◆ **Exercise prompt**: Copy the rows below word for word, everything from the line containing "List all visible" down to the line containing "legend-item-label[interactable]: kroonjuweel Kagerplassen", with both of those lines included.

*** Data to use

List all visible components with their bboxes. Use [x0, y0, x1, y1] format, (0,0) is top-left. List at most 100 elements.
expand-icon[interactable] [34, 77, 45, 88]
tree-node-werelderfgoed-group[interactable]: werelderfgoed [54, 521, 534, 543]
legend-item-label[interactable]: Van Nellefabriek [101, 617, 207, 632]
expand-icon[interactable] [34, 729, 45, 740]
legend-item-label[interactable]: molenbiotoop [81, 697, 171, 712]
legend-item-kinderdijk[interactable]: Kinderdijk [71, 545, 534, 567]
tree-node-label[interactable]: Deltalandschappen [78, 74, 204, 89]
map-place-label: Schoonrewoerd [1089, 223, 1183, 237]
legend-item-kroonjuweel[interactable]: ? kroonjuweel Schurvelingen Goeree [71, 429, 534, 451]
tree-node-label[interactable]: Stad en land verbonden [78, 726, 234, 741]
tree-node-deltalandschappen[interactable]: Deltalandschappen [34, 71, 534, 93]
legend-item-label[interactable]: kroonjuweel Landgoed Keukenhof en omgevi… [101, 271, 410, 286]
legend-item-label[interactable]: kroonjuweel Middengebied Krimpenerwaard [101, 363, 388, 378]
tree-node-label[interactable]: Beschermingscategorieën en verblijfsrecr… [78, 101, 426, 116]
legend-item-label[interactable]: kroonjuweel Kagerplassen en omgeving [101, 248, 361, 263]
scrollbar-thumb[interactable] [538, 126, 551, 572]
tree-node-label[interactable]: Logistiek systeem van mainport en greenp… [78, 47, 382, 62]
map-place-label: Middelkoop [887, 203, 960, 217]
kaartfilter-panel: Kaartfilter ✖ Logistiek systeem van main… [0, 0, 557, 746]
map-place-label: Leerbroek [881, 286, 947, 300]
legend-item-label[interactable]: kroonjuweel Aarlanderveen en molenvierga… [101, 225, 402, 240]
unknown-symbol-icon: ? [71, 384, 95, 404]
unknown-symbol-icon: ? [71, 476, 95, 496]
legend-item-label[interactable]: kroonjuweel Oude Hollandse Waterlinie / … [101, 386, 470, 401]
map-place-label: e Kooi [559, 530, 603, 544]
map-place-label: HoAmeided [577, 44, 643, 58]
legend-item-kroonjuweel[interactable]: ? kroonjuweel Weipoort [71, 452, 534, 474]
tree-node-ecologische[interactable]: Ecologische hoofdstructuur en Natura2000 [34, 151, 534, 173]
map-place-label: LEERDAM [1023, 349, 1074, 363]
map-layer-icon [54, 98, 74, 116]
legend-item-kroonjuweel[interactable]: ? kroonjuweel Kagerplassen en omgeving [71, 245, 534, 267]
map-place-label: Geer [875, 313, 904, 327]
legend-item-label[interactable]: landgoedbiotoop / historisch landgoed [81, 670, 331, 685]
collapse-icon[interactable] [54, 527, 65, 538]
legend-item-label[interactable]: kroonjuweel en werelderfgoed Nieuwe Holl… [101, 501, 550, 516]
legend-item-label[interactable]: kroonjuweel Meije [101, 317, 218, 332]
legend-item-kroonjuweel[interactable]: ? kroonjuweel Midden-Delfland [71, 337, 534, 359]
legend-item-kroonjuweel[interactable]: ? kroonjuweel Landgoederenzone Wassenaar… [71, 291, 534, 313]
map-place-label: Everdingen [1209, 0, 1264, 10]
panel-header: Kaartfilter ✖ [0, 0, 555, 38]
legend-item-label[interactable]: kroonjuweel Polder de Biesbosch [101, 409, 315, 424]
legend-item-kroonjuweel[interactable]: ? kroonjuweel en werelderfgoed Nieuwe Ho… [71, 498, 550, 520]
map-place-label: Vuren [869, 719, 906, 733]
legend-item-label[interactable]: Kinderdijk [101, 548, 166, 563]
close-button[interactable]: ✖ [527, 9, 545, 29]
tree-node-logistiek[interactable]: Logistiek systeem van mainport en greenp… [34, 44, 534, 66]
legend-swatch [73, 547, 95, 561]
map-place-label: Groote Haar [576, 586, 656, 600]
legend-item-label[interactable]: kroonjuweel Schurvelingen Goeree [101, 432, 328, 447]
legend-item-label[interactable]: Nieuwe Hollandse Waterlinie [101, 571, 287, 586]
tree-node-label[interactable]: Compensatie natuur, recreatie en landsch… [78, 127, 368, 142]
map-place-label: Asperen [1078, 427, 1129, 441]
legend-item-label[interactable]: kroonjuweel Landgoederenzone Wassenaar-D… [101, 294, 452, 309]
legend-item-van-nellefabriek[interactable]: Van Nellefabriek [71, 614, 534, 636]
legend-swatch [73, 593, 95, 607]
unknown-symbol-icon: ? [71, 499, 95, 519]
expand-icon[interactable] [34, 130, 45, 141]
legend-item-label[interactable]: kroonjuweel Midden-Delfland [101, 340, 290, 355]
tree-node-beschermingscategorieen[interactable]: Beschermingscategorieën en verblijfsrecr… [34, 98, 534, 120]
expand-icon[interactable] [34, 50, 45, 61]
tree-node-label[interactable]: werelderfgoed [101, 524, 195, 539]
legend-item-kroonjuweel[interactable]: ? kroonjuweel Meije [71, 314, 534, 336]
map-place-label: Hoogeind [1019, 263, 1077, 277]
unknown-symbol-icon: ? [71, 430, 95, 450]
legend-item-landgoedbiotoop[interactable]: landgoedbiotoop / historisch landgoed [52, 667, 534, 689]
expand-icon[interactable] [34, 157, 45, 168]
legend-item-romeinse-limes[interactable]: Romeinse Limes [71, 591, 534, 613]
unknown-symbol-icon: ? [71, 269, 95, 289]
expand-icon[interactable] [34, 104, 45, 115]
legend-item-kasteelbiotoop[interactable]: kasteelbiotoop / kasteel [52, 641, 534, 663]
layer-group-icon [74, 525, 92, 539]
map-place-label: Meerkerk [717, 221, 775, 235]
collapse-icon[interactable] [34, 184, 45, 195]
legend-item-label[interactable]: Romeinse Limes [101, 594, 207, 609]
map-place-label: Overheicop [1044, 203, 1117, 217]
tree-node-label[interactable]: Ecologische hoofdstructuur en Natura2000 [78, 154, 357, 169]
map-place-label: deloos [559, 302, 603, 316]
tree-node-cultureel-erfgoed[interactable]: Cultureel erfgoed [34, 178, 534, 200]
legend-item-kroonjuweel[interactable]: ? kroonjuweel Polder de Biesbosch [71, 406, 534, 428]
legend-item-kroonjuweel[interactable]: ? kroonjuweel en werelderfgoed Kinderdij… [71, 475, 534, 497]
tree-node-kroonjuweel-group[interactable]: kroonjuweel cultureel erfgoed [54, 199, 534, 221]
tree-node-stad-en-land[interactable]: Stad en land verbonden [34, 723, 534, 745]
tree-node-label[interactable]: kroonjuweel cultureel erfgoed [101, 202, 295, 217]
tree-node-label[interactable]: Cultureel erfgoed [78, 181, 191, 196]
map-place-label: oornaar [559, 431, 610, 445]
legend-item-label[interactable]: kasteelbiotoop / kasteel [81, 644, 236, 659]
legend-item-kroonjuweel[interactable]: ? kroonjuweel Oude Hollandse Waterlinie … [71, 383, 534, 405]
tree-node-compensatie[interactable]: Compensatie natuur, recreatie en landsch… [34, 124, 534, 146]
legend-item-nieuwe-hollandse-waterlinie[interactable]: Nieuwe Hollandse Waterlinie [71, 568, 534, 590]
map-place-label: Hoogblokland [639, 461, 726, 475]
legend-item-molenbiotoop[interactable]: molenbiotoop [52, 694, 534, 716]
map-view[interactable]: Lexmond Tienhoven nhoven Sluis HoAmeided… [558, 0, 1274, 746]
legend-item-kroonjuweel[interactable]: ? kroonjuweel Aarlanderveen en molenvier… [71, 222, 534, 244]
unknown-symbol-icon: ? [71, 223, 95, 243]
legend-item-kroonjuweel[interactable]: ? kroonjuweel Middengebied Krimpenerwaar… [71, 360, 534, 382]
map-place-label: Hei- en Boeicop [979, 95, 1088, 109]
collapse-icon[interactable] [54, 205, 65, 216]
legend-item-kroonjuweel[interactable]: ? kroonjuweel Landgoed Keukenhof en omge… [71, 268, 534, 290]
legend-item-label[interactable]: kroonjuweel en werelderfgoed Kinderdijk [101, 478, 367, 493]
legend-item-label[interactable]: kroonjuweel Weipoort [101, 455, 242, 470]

******
*** Data to use

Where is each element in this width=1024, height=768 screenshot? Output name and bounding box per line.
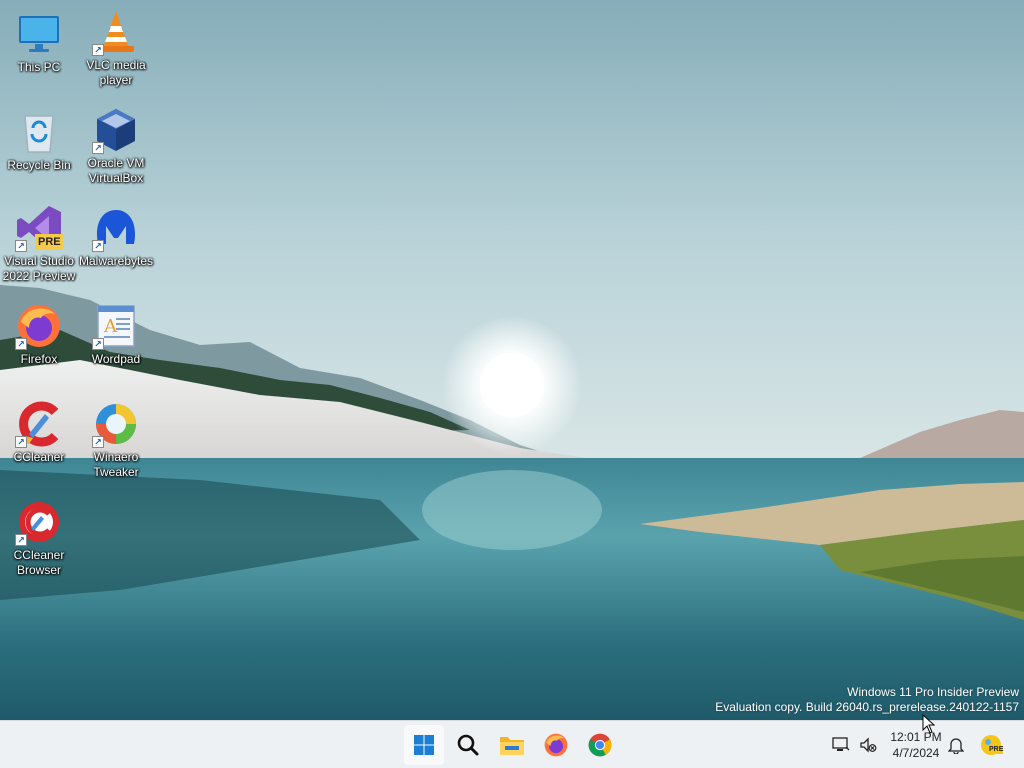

******

◆ **Task solution**:
List all visible components with their bboxes. Use [x0, y0, x1, y1] format, (0,0) is top-left. List at most 100 elements.
expand-icon[interactable] [34, 77, 45, 88]
tree-node-werelderfgoed-group[interactable]: werelderfgoed [54, 521, 534, 543]
legend-item-label[interactable]: Van Nellefabriek [101, 617, 207, 632]
expand-icon[interactable] [34, 729, 45, 740]
legend-item-label[interactable]: molenbiotoop [81, 697, 171, 712]
legend-item-kinderdijk[interactable]: Kinderdijk [71, 545, 534, 567]
tree-node-label[interactable]: Deltalandschappen [78, 74, 204, 89]
map-place-label: Schoonrewoerd [1089, 223, 1183, 237]
legend-item-kroonjuweel[interactable]: ? kroonjuweel Schurvelingen Goeree [71, 429, 534, 451]
tree-node-label[interactable]: Stad en land verbonden [78, 726, 234, 741]
tree-node-deltalandschappen[interactable]: Deltalandschappen [34, 71, 534, 93]
legend-item-label[interactable]: kroonjuweel Landgoed Keukenhof en omgevi… [101, 271, 410, 286]
legend-item-label[interactable]: kroonjuweel Middengebied Krimpenerwaard [101, 363, 388, 378]
tree-node-label[interactable]: Beschermingscategorieën en verblijfsrecr… [78, 101, 426, 116]
legend-item-label[interactable]: kroonjuweel Kagerplassen en omgeving [101, 248, 361, 263]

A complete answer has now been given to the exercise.